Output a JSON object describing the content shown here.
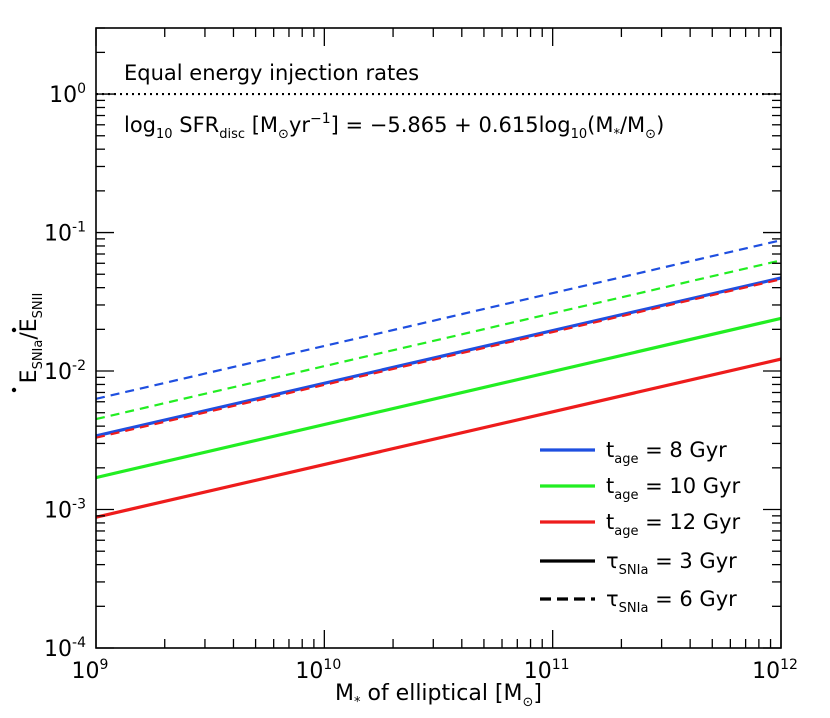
{
  "chart_data": {
    "type": "line",
    "xscale": "log",
    "yscale": "log",
    "xlim": [
      1000000000.0,
      1000000000000.0
    ],
    "ylim": [
      0.0001,
      3
    ],
    "x_ticks": [
      {
        "base": "10",
        "exp": "9"
      },
      {
        "base": "10",
        "exp": "10"
      },
      {
        "base": "10",
        "exp": "11"
      },
      {
        "base": "10",
        "exp": "12"
      }
    ],
    "y_ticks": [
      {
        "base": "10",
        "exp": "-4"
      },
      {
        "base": "10",
        "exp": "-3"
      },
      {
        "base": "10",
        "exp": "-2"
      },
      {
        "base": "10",
        "exp": "-1"
      },
      {
        "base": "10",
        "exp": "0"
      }
    ],
    "xlabel": {
      "pre": "M",
      "sub": "*",
      "mid": " of elliptical [M",
      "sub2": "⊙",
      "post": "]"
    },
    "ylabel": {
      "num": "E",
      "num_sub": "SNIa",
      "slash": "/",
      "den": "E",
      "den_sub": "SNII"
    },
    "reference_line": {
      "y": 1.0,
      "style": "dotted",
      "label": "Equal energy injection rates"
    },
    "formula": {
      "p1": "log",
      "p1_sub": "10",
      "p2": " SFR",
      "p2_sub": "disc",
      "p3": " [M",
      "p3_sub": "⊙",
      "p4": "yr",
      "p4_sup": "−1",
      "p5": "] = −5.865 + 0.615log",
      "p5_sub": "10",
      "p6": "(M",
      "p6_sub": "*",
      "p7": "/M",
      "p7_sub": "⊙",
      "p8": ")"
    },
    "series": [
      {
        "t_age": "8",
        "tau": "3",
        "color": "#1f4fe0",
        "style": "solid",
        "x": [
          1000000000.0,
          1000000000000.0
        ],
        "y": [
          0.0034,
          0.047
        ]
      },
      {
        "t_age": "10",
        "tau": "3",
        "color": "#22ee22",
        "style": "solid",
        "x": [
          1000000000.0,
          1000000000000.0
        ],
        "y": [
          0.0017,
          0.024
        ]
      },
      {
        "t_age": "12",
        "tau": "3",
        "color": "#ee1c1c",
        "style": "solid",
        "x": [
          1000000000.0,
          1000000000000.0
        ],
        "y": [
          0.00088,
          0.0122
        ]
      },
      {
        "t_age": "8",
        "tau": "6",
        "color": "#1f4fe0",
        "style": "dashed",
        "x": [
          1000000000.0,
          1000000000000.0
        ],
        "y": [
          0.0063,
          0.088
        ]
      },
      {
        "t_age": "10",
        "tau": "6",
        "color": "#22ee22",
        "style": "dashed",
        "x": [
          1000000000.0,
          1000000000000.0
        ],
        "y": [
          0.0045,
          0.063
        ]
      },
      {
        "t_age": "12",
        "tau": "6",
        "color": "#ee1c1c",
        "style": "dashed",
        "x": [
          1000000000.0,
          1000000000000.0
        ],
        "y": [
          0.0033,
          0.046
        ]
      }
    ],
    "legend": {
      "placement": "bottom-right",
      "entries": [
        {
          "sym": "t",
          "sub": "age",
          "text": " =  8 Gyr",
          "color": "#1f4fe0",
          "style": "solid"
        },
        {
          "sym": "t",
          "sub": "age",
          "text": " = 10 Gyr",
          "color": "#22ee22",
          "style": "solid"
        },
        {
          "sym": "t",
          "sub": "age",
          "text": " = 12 Gyr",
          "color": "#ee1c1c",
          "style": "solid"
        },
        {
          "sym": "τ",
          "sub": "SNIa",
          "text": " = 3 Gyr",
          "color": "#000000",
          "style": "solid"
        },
        {
          "sym": "τ",
          "sub": "SNIa",
          "text": " = 6 Gyr",
          "color": "#000000",
          "style": "dashed"
        }
      ]
    }
  }
}
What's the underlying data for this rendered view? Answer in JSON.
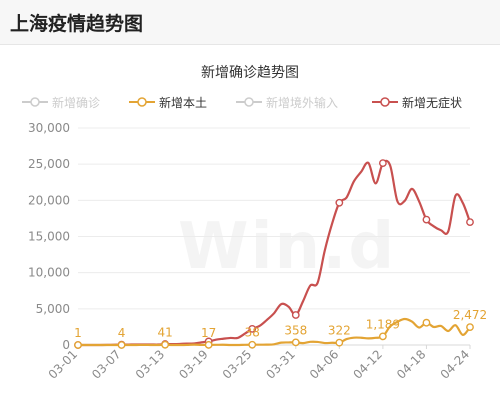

Task to complete – Extract from the material all lines containing the string "text".

Result for this task –
          "text": " =  8 Gyr",
          "text": " = 10 Gyr",
          "text": " = 12 Gyr",
          "text": " = 3 Gyr",
          "text": " = 6 Gyr",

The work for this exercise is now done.